- [Required task]:
The entries below are to be transcribed in full, without their images.

╭─ Working data

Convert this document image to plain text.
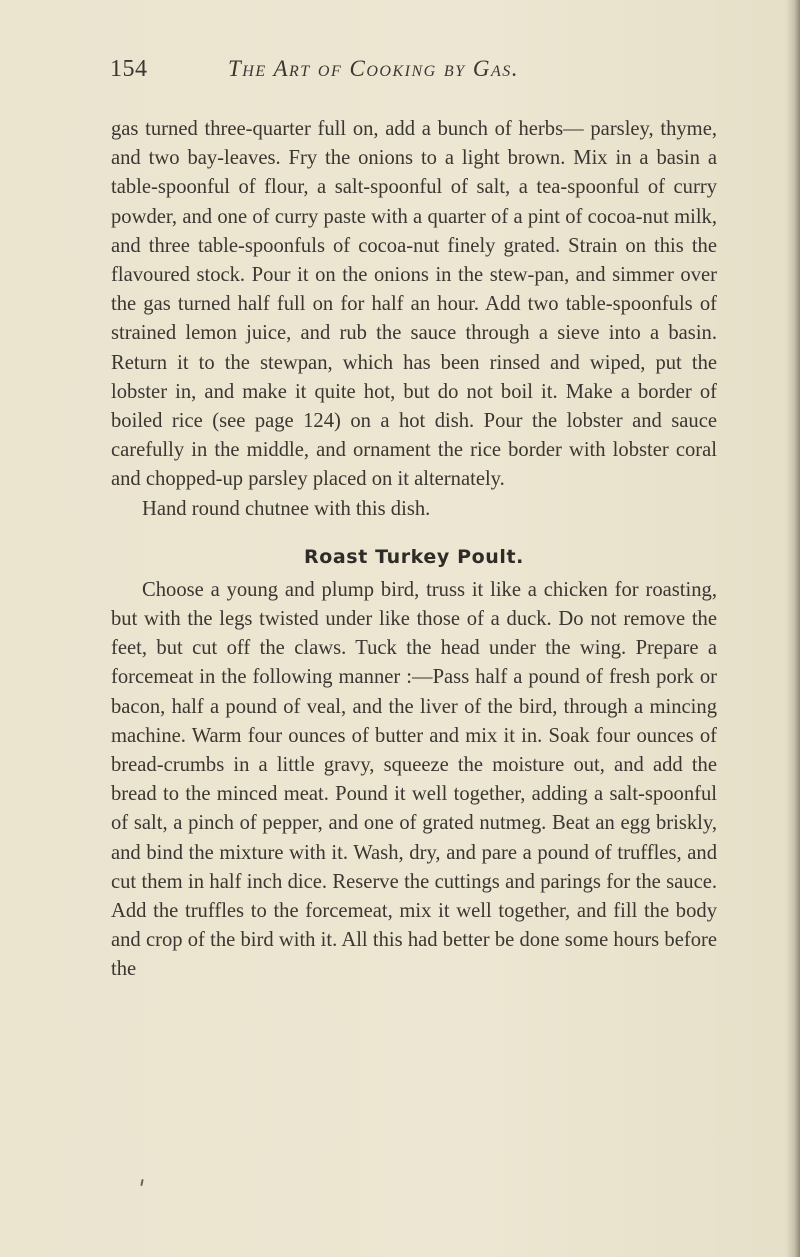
154	The Art of Cooking by Gas.

gas turned three-quarter full on, add a bunch of herbs— parsley, thyme, and two bay-leaves. Fry the onions to a light brown. Mix in a basin a table-spoonful of flour, a salt-spoonful of salt, a tea-spoonful of curry powder, and one of curry paste with a quarter of a pint of cocoa-nut milk, and three table-spoonfuls of cocoa-nut finely grated. Strain on this the flavoured stock. Pour it on the onions in the stew-pan, and simmer over the gas turned half full on for half an hour. Add two table-spoonfuls of strained lemon juice, and rub the sauce through a sieve into a basin. Return it to the stewpan, which has been rinsed and wiped, put the lobster in, and make it quite hot, but do not boil it. Make a border of boiled rice (see page 124) on a hot dish. Pour the lobster and sauce carefully in the middle, and ornament the rice border with lobster coral and chopped-up parsley placed on it alternately.

Hand round chutnee with this dish.

Roast Turkey Poult.

Choose a young and plump bird, truss it like a chicken for roasting, but with the legs twisted under like those of a duck. Do not remove the feet, but cut off the claws. Tuck the head under the wing. Prepare a forcemeat in the following manner :—Pass half a pound of fresh pork or bacon, half a pound of veal, and the liver of the bird, through a mincing machine. Warm four ounces of butter and mix it in. Soak four ounces of bread-crumbs in a little gravy, squeeze the moisture out, and add the bread to the minced meat. Pound it well together, adding a salt-spoonful of salt, a pinch of pepper, and one of grated nutmeg. Beat an egg briskly, and bind the mixture with it. Wash, dry, and pare a pound of truffles, and cut them in half inch dice. Reserve the cuttings and parings for the sauce. Add the truffles to the forcemeat, mix it well together, and fill the body and crop of the bird with it. All this had better be done some hours before the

╰─

- [Output below]:
Convert this document image to plain text.
154	The Art of Cooking by Gas.

gas turned three-quarter full on, add a bunch of herbs— parsley, thyme, and two bay-leaves. Fry the onions to a light brown. Mix in a basin a table-spoonful of flour, a salt-spoonful of salt, a tea-spoonful of curry powder, and one of curry paste with a quarter of a pint of cocoa-nut milk, and three table-spoonfuls of cocoa-nut finely grated. Strain on this the flavoured stock. Pour it on the onions in the stew-pan, and simmer over the gas turned half full on for half an hour. Add two table-spoonfuls of strained lemon juice, and rub the sauce through a sieve into a basin. Return it to the stewpan, which has been rinsed and wiped, put the lobster in, and make it quite hot, but do not boil it. Make a border of boiled rice (see page 124) on a hot dish. Pour the lobster and sauce carefully in the middle, and ornament the rice border with lobster coral and chopped-up parsley placed on it alternately.

Hand round chutnee with this dish.

Roast Turkey Poult.

Choose a young and plump bird, truss it like a chicken for roasting, but with the legs twisted under like those of a duck. Do not remove the feet, but cut off the claws. Tuck the head under the wing. Prepare a forcemeat in the following manner :—Pass half a pound of fresh pork or bacon, half a pound of veal, and the liver of the bird, through a mincing machine. Warm four ounces of butter and mix it in. Soak four ounces of bread-crumbs in a little gravy, squeeze the moisture out, and add the bread to the minced meat. Pound it well together, adding a salt-spoonful of salt, a pinch of pepper, and one of grated nutmeg. Beat an egg briskly, and bind the mixture with it. Wash, dry, and pare a pound of truffles, and cut them in half inch dice. Reserve the cuttings and parings for the sauce. Add the truffles to the forcemeat, mix it well together, and fill the body and crop of the bird with it. All this had better be done some hours before the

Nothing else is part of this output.